In this week’s trial two of Hovind’s workers testified in federal court that they didn’t consider where they worked to be a church. In court Hovind maintains he does not have to pay the taxes because his employees were “volunteers,” “missionaries” or “ministers” and his business was a ministry.

However, Brian Popp, Hovind’s employee for at least eight years, said he considered himself a minister at the time of his employment, but said Hovind’s ministry isn’t a church. Popp also testified that Hovind knew about the bank’s requirement to report transactions over $10,000 and said it was “not safe to carry large sums of cash.”

Further, Popp said Hovind told his workers not to accept mail addressed to “KENT HOVIND” because Hovind told the workers the government created a corporation in his “all-caps name” and if the mail was accepted, Hovind claimed, it would be accepting the responsibilities associated with that corporation.

Diane P. Cooksey, served as a sales representative for the ministry from January 2003 to June 2005, and said Hovind expected to pay her own taxes. Cooksey said, “He explained what his belief was, right up front in the interview, that I would pay my own taxes.” As told’s worker, she received $10 an hour in a weekly paycheck, punched a time clock, was given 10 paid vacation days a year, and considered herself an employee, not a missionary as a few others called themselves.

The IRS raided Hovind’s Dinosaur Adventure Land in April 2004, after which Hovind required his employees to sign nondisclosure agreements. “I was uncomfortable signing it, I guess, because of not having a full understanding,” Cooksey said.

Rebekah Horton, vice president of the unaccredited Pensacola Christian College, took the stand on the second day of the trial and testified that “We know the Scriptures do not promote (tax evasion)”. “It’s against Scripture teaching.”

Horton was given a videotape in the mid 1990s from a woman who worked for Hovind. The video contained “another evangelist advocating tax evasion,” Horton explained. The woman who gave the tape to Horton claimed Hovind’s philosophy as “You were giving a gift with your work, and they were giving a gift back to you.”

» Tasks to carry out
(A) In the article on the Hovind tax trial, rewrite the stretch from "Diane P. Cooksey, served" through "others called themselves.", changing "sales representative" to "sales associate".
(B) According to the article on the Hovind tax trial, when did the IRS raid Dinosaur Adventure Land?
(C) Continue the article on the Hovind tax trial from its final sentence.

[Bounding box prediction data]
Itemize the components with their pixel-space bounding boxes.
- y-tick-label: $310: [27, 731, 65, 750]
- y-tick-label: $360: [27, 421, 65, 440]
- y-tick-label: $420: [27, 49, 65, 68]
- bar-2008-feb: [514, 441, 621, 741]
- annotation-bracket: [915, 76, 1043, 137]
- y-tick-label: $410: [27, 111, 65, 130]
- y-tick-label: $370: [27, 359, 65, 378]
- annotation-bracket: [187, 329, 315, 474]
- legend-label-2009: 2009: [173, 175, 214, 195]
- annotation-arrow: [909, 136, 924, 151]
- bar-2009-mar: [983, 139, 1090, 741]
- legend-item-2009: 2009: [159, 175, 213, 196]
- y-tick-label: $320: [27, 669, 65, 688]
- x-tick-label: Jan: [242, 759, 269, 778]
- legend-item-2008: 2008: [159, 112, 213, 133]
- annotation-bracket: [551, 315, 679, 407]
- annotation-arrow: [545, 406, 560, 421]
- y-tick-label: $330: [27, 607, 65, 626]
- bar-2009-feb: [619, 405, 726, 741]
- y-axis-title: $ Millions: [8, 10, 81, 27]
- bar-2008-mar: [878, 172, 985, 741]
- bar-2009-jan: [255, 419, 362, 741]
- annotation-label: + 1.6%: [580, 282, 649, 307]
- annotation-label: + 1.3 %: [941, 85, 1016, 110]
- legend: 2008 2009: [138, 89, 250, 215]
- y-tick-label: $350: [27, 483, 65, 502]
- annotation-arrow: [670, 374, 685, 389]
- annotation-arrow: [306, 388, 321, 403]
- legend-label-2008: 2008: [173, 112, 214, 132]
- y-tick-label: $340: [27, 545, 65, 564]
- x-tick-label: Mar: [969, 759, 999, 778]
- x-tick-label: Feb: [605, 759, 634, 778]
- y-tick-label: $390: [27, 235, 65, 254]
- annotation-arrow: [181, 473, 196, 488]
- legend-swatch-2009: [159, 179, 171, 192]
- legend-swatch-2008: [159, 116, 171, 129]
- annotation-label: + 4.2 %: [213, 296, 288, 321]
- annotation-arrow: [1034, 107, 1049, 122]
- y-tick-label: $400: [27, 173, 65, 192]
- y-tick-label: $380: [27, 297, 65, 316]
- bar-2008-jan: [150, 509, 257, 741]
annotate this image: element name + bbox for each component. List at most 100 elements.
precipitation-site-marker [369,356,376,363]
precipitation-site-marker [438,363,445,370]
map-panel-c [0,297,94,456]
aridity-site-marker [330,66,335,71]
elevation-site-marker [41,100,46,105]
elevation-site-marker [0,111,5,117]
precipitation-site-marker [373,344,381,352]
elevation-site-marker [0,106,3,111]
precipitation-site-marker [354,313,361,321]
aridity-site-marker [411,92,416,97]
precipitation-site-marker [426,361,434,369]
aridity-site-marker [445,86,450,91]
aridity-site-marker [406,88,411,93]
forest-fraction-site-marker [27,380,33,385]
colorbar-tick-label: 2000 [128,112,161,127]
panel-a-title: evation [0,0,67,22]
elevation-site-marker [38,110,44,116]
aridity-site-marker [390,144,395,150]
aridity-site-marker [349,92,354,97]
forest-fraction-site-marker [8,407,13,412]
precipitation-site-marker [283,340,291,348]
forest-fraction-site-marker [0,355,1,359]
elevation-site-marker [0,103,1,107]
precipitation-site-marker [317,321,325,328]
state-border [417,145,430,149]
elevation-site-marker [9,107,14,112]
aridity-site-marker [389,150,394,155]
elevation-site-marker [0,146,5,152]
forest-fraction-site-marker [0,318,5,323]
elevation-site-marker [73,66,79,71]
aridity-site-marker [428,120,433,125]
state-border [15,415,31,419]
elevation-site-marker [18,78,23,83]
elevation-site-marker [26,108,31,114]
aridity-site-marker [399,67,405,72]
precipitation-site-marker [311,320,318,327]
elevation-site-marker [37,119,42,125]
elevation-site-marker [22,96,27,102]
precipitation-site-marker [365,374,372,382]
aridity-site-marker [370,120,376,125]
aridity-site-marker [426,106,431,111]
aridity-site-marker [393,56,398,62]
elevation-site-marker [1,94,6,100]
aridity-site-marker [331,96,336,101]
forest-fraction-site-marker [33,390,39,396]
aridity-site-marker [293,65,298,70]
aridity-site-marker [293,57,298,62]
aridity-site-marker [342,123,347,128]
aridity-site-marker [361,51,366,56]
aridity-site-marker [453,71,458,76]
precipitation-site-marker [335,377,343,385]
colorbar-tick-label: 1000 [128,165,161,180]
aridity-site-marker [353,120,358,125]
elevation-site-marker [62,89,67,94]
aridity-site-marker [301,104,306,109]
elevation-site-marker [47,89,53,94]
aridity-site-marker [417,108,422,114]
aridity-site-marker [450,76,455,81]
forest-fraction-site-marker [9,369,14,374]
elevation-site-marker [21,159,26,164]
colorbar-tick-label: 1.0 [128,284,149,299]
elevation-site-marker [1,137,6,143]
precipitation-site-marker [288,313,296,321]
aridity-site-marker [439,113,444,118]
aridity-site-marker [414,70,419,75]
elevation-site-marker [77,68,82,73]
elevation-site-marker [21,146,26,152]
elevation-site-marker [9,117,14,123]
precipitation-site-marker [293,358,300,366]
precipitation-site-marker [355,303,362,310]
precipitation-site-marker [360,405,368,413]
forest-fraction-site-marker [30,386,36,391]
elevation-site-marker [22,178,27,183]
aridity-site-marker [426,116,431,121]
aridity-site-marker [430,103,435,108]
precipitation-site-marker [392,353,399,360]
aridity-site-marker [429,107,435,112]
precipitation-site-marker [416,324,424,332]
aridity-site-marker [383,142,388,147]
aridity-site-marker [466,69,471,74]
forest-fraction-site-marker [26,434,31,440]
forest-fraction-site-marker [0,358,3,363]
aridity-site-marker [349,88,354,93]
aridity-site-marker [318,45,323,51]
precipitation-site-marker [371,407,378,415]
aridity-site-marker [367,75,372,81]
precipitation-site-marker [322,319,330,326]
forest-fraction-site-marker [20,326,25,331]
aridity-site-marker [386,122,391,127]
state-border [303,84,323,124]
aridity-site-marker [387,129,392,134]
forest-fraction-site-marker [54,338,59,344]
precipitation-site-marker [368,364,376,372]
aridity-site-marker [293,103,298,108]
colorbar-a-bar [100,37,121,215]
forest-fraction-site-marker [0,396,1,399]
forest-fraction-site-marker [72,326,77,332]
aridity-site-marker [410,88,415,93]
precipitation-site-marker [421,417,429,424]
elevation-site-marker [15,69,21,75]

» Answers in order
(A)
Diane P. Cooksey, served as a sales associate for the ministry from January 2003 to June 2005, and said Hovind expected to pay her own taxes. Cooksey said, “He explained what his belief was, right up front in the interview, that I would pay my own taxes.” As told’s worker, she received $10 an hour in a weekly paycheck, punched a time clock, was given 10 paid vacation days a year, and considered herself an employee, not a missionary as a few others called themselves.

(B) April 2004

(C)
Pensacola Christian College decided to disallow its students from working with Hovind’s Creation Science Evangelism and reported Hovind’s scheme to the IRS.

On Friday, attorney David Charles Gibbs testified that Hovind claimed he had no obligation to pay employee income taxes and explained with “a great deal of bravado” how he had “beat the tax system.” Gibbs is an attorney with the Gibbs Law Firm, also is affiliated with the Christian Law Association, a nonprofit organization founded by his father that offers free legal help to churches nationwide in a suburb of St. Petersburg, Florida. Gibbs attended the Marcus Pointe Baptist Church when Hovind was a guest speaker at the church on October 17, 2004. Hovind invited Gibbs and others to Hovind’s home for pizza and soda.

Gibbs testified they talked for many hours, and Hovind “tried to stress to me that he was like the pope and this was like the Vatican.” Also Gibbs explained Hovind also told him he preferred to deal in cash because “dealing with cash there is no way to trace it, so it wasn’t taxable.”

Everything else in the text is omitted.